=== Information provided ===
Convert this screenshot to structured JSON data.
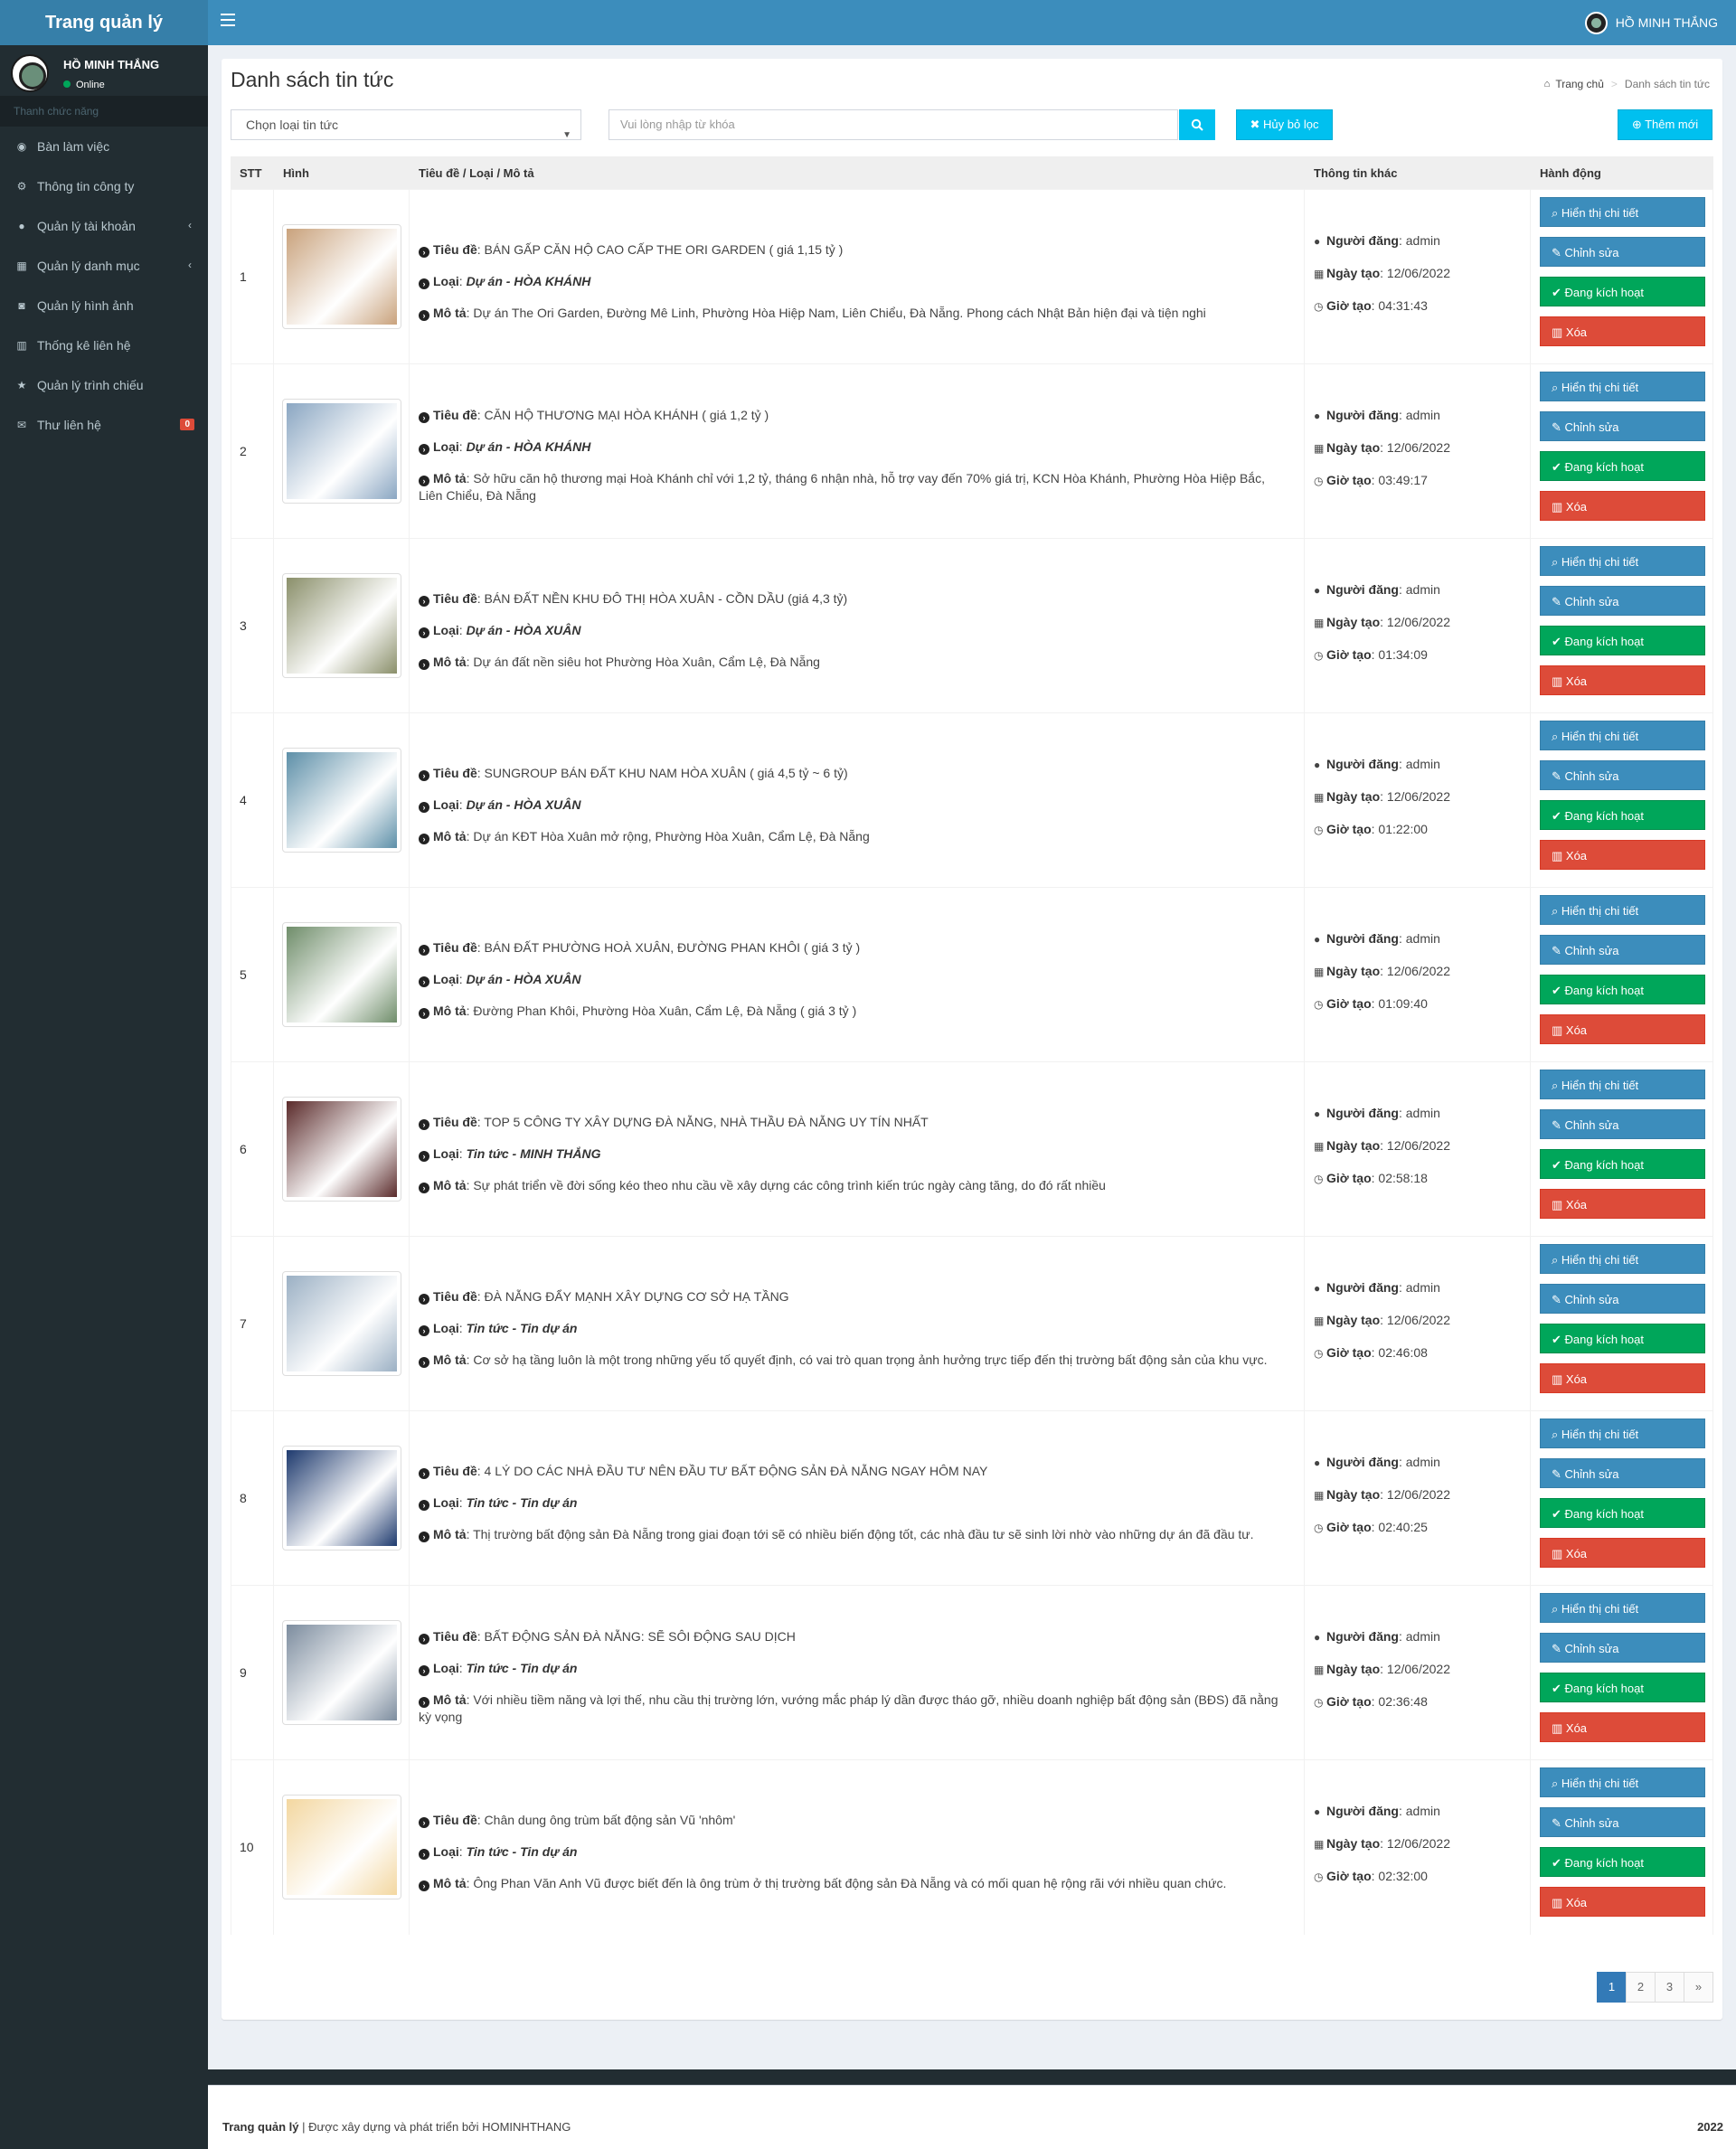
{
  "app": {
    "logo": "Trang quản lý",
    "user": "HỒ MINH THẮNG",
    "status": "Online"
  },
  "sidebar": {
    "header": "Thanh chức năng",
    "items": [
      {
        "label": "Bàn làm việc",
        "icon": "dashboard-icon"
      },
      {
        "label": "Thông tin công ty",
        "icon": "cogs-icon"
      },
      {
        "label": "Quản lý tài khoản",
        "icon": "user-icon",
        "chevron": true
      },
      {
        "label": "Quản lý danh mục",
        "icon": "grid-icon",
        "chevron": true
      },
      {
        "label": "Quản lý hình ảnh",
        "icon": "camera-icon"
      },
      {
        "label": "Thống kê liên hệ",
        "icon": "bar-chart-icon"
      },
      {
        "label": "Quản lý trình chiếu",
        "icon": "star-icon"
      },
      {
        "label": "Thư liên hệ",
        "icon": "envelope-icon",
        "badge": "0"
      }
    ]
  },
  "page": {
    "title": "Danh sách tin tức",
    "breadcrumb_home": "Trang chủ",
    "breadcrumb_current": "Danh sách tin tức"
  },
  "filters": {
    "type_select": "Chọn loại tin tức",
    "search_placeholder": "Vui lòng nhập từ khóa",
    "clear_label": "Hủy bỏ lọc",
    "add_label": "Thêm mới"
  },
  "table": {
    "headers": {
      "stt": "STT",
      "image": "Hình",
      "title": "Tiêu đề / Loại / Mô tả",
      "other": "Thông tin khác",
      "actions": "Hành động"
    },
    "labels": {
      "title": "Tiêu đề",
      "type": "Loại",
      "desc": "Mô tả",
      "author": "Người đăng",
      "date": "Ngày tạo",
      "time": "Giờ tạo"
    },
    "action_labels": {
      "view": "Hiển thị chi tiết",
      "edit": "Chỉnh sửa",
      "active": "Đang kích hoạt",
      "delete": "Xóa"
    },
    "rows": [
      {
        "stt": "1",
        "title": "BÁN GẤP CĂN HỘ CAO CẤP THE ORI GARDEN ( giá 1,15 tỷ )",
        "type": "Dự án - HÒA KHÁNH",
        "desc": "Dự án The Ori Garden, Đường Mê Linh, Phường Hòa Hiệp Nam, Liên Chiểu, Đà Nẵng. Phong cách Nhật Bản hiện đại và tiện nghi",
        "author": "admin",
        "date": "12/06/2022",
        "time": "04:31:43",
        "img": "#c9a27c"
      },
      {
        "stt": "2",
        "title": "CĂN HỘ THƯƠNG MẠI HÒA KHÁNH ( giá 1,2 tỷ )",
        "type": "Dự án - HÒA KHÁNH",
        "desc": "Sở hữu căn hộ thương mại Hoà Khánh chỉ với 1,2 tỷ, tháng 6 nhận nhà, hỗ trợ vay đến 70% giá trị, KCN Hòa Khánh, Phường Hòa Hiệp Bắc, Liên Chiểu, Đà Nẵng",
        "author": "admin",
        "date": "12/06/2022",
        "time": "03:49:17",
        "img": "#8aa6c2"
      },
      {
        "stt": "3",
        "title": "BÁN ĐẤT NỀN KHU ĐÔ THỊ HÒA XUÂN - CỒN DẦU (giá 4,3 tỷ)",
        "type": "Dự án - HÒA XUÂN",
        "desc": "Dự án đất nền siêu hot Phường Hòa Xuân, Cẩm Lệ, Đà Nẵng",
        "author": "admin",
        "date": "12/06/2022",
        "time": "01:34:09",
        "img": "#8a8f6a"
      },
      {
        "stt": "4",
        "title": "SUNGROUP BÁN ĐẤT KHU NAM HÒA XUÂN ( giá 4,5 tỷ ~ 6 tỷ)",
        "type": "Dự án - HÒA XUÂN",
        "desc": "Dự án KĐT Hòa Xuân mở rộng, Phường Hòa Xuân, Cẩm Lệ, Đà Nẵng",
        "author": "admin",
        "date": "12/06/2022",
        "time": "01:22:00",
        "img": "#5d8fa8"
      },
      {
        "stt": "5",
        "title": "BÁN ĐẤT PHƯỜNG HOÀ XUÂN, ĐƯỜNG PHAN KHÔI ( giá 3 tỷ )",
        "type": "Dự án - HÒA XUÂN",
        "desc": "Đường Phan Khôi, Phường Hòa Xuân, Cẩm Lệ, Đà Nẵng ( giá 3 tỷ )",
        "author": "admin",
        "date": "12/06/2022",
        "time": "01:09:40",
        "img": "#6f8d6a"
      },
      {
        "stt": "6",
        "title": "TOP 5 CÔNG TY XÂY DỰNG ĐÀ NẴNG, NHÀ THẦU ĐÀ NẴNG UY TÍN NHẤT",
        "type": "Tin tức - MINH THẮNG",
        "desc": "Sự phát triển về đời sống kéo theo nhu cầu về xây dựng các công trình kiến trúc ngày càng tăng, do đó rất nhiều",
        "author": "admin",
        "date": "12/06/2022",
        "time": "02:58:18",
        "img": "#5a2a2a"
      },
      {
        "stt": "7",
        "title": "ĐÀ NẴNG ĐẨY MẠNH XÂY DỰNG CƠ SỞ HẠ TẦNG",
        "type": "Tin tức - Tin dự án",
        "desc": "Cơ sở hạ tầng luôn là một trong những yếu tố quyết định, có vai trò quan trọng ảnh hưởng trực tiếp đến thị trường bất động sản của khu vực.",
        "author": "admin",
        "date": "12/06/2022",
        "time": "02:46:08",
        "img": "#9bb0c4"
      },
      {
        "stt": "8",
        "title": "4 LÝ DO CÁC NHÀ ĐẦU TƯ NÊN ĐẦU TƯ BẤT ĐỘNG SẢN ĐÀ NẴNG NGAY HÔM NAY",
        "type": "Tin tức - Tin dự án",
        "desc": "Thị trường bất động sản Đà Nẵng trong giai đoạn tới sẽ có nhiều biến động tốt, các nhà đầu tư sẽ sinh lời nhờ vào những dự án đã đầu tư.",
        "author": "admin",
        "date": "12/06/2022",
        "time": "02:40:25",
        "img": "#1e3a6e"
      },
      {
        "stt": "9",
        "title": "BẤT ĐỘNG SẢN ĐÀ NẴNG: SẼ SÔI ĐỘNG SAU DỊCH",
        "type": "Tin tức - Tin dự án",
        "desc": "Với nhiều tiềm năng và lợi thế, nhu cầu thị trường lớn, vướng mắc pháp lý dần được tháo gỡ, nhiều doanh nghiệp bất động sản (BĐS) đã nằng kỳ vọng",
        "author": "admin",
        "date": "12/06/2022",
        "time": "02:36:48",
        "img": "#7c8c9e"
      },
      {
        "stt": "10",
        "title": "Chân dung ông trùm bất động sản Vũ 'nhôm'",
        "type": "Tin tức - Tin dự án",
        "desc": "Ông Phan Văn Anh Vũ được biết đến là ông trùm ở thị trường bất động sản Đà Nẵng và có mối quan hệ rộng rãi với nhiều quan chức.",
        "author": "admin",
        "date": "12/06/2022",
        "time": "02:32:00",
        "img": "#f3d7a0"
      }
    ]
  },
  "pagination": [
    "1",
    "2",
    "3",
    "»"
  ],
  "footer": {
    "left_brand": "Trang quản lý",
    "left_text": " | Được xây dựng và phát triển bởi HOMINHTHANG",
    "year": "2022"
  },
  "colors": {
    "primary": "#3c8dbc",
    "sidebar": "#222d32",
    "info": "#00c0ef",
    "success": "#00a65a",
    "danger": "#dd4b39"
  }
}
===
### Task to complete
Scan the listing above for the word "phát" and copy every line that holds it.

### Completed task
        "desc": "Sự phát triển về đời sống kéo theo nhu cầu về xây dựng các công trình kiến trúc ngày càng tăng, do đó rất nhiều",
    "left_text": " | Được xây dựng và phát triển bởi HOMINHTHANG",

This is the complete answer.